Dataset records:
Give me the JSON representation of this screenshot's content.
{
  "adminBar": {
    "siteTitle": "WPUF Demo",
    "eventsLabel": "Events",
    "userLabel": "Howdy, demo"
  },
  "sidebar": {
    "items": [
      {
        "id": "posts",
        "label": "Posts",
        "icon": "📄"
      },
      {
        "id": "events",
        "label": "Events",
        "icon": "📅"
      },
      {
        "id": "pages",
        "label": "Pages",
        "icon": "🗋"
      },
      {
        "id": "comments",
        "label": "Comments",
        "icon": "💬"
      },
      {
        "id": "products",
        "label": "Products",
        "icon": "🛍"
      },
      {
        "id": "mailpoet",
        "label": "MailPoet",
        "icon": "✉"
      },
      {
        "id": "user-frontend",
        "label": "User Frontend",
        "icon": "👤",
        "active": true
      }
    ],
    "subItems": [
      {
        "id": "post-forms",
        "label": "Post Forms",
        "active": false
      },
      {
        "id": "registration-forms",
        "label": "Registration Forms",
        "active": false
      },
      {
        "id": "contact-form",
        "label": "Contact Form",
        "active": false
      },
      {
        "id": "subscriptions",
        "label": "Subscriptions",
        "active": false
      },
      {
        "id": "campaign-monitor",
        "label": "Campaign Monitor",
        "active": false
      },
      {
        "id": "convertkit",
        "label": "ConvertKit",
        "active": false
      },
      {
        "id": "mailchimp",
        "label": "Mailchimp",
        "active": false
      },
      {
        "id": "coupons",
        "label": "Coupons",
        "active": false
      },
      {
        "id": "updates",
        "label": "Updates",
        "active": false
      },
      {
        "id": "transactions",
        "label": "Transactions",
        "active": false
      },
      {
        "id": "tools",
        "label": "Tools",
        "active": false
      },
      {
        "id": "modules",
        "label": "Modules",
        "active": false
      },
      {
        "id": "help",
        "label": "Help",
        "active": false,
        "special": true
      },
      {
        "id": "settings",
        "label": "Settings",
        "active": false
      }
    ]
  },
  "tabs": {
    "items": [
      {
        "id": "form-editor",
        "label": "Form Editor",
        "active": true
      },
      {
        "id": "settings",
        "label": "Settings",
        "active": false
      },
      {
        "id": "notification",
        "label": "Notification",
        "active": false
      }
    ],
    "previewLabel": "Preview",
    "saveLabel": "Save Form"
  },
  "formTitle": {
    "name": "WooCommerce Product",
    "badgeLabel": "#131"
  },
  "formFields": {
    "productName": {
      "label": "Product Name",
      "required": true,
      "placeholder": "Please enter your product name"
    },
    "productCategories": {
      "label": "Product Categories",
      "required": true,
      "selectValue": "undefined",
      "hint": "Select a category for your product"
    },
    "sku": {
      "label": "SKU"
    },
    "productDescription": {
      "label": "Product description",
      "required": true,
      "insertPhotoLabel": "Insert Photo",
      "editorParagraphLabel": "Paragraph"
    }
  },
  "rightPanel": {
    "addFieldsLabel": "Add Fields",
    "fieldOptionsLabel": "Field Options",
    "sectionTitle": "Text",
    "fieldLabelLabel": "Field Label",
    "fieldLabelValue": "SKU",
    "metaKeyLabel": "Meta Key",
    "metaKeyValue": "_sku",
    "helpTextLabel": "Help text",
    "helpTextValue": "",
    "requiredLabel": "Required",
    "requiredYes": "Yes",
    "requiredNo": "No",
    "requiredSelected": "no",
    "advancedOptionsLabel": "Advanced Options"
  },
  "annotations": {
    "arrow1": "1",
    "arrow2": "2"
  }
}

## What is being asked
Each line of the material above needs to be quoted exactly, please.

## Solution to the problem
Give me the JSON representation of this screenshot's content.
{
  "adminBar": {
    "siteTitle": "WPUF Demo",
    "eventsLabel": "Events",
    "userLabel": "Howdy, demo"
  },
  "sidebar": {
    "items": [
      {
        "id": "posts",
        "label": "Posts",
        "icon": "📄"
      },
      {
        "id": "events",
        "label": "Events",
        "icon": "📅"
      },
      {
        "id": "pages",
        "label": "Pages",
        "icon": "🗋"
      },
      {
        "id": "comments",
        "label": "Comments",
        "icon": "💬"
      },
      {
        "id": "products",
        "label": "Products",
        "icon": "🛍"
      },
      {
        "id": "mailpoet",
        "label": "MailPoet",
        "icon": "✉"
      },
      {
        "id": "user-frontend",
        "label": "User Frontend",
        "icon": "👤",
        "active": true
      }
    ],
    "subItems": [
      {
        "id": "post-forms",
        "label": "Post Forms",
        "active": false
      },
      {
        "id": "registration-forms",
        "label": "Registration Forms",
        "active": false
      },
      {
        "id": "contact-form",
        "label": "Contact Form",
        "active": false
      },
      {
        "id": "subscriptions",
        "label": "Subscriptions",
        "active": false
      },
      {
        "id": "campaign-monitor",
        "label": "Campaign Monitor",
        "active": false
      },
      {
        "id": "convertkit",
        "label": "ConvertKit",
        "active": false
      },
      {
        "id": "mailchimp",
        "label": "Mailchimp",
        "active": false
      },
      {
        "id": "coupons",
        "label": "Coupons",
        "active": false
      },
      {
        "id": "updates",
        "label": "Updates",
        "active": false
      },
      {
        "id": "transactions",
        "label": "Transactions",
        "active": false
      },
      {
        "id": "tools",
        "label": "Tools",
        "active": false
      },
      {
        "id": "modules",
        "label": "Modules",
        "active": false
      },
      {
        "id": "help",
        "label": "Help",
        "active": false,
        "special": true
      },
      {
        "id": "settings",
        "label": "Settings",
        "active": false
      }
    ]
  },
  "tabs": {
    "items": [
      {
        "id": "form-editor",
        "label": "Form Editor",
        "active": true
      },
      {
        "id": "settings",
        "label": "Settings",
        "active": false
      },
      {
        "id": "notification",
        "label": "Notification",
        "active": false
      }
    ],
    "previewLabel": "Preview",
    "saveLabel": "Save Form"
  },
  "formTitle": {
    "name": "WooCommerce Product",
    "badgeLabel": "#131"
  },
  "formFields": {
    "productName": {
      "label": "Product Name",
      "required": true,
      "placeholder": "Please enter your product name"
    },
    "productCategories": {
      "label": "Product Categories",
      "required": true,
      "selectValue": "undefined",
      "hint": "Select a category for your product"
    },
    "sku": {
      "label": "SKU"
    },
    "productDescription": {
      "label": "Product description",
      "required": true,
      "insertPhotoLabel": "Insert Photo",
      "editorParagraphLabel": "Paragraph"
    }
  },
  "rightPanel": {
    "addFieldsLabel": "Add Fields",
    "fieldOptionsLabel": "Field Options",
    "sectionTitle": "Text",
    "fieldLabelLabel": "Field Label",
    "fieldLabelValue": "SKU",
    "metaKeyLabel": "Meta Key",
    "metaKeyValue": "_sku",
    "helpTextLabel": "Help text",
    "helpTextValue": "",
    "requiredLabel": "Required",
    "requiredYes": "Yes",
    "requiredNo": "No",
    "requiredSelected": "no",
    "advancedOptionsLabel": "Advanced Options"
  },
  "annotations": {
    "arrow1": "1",
    "arrow2": "2"
  }
}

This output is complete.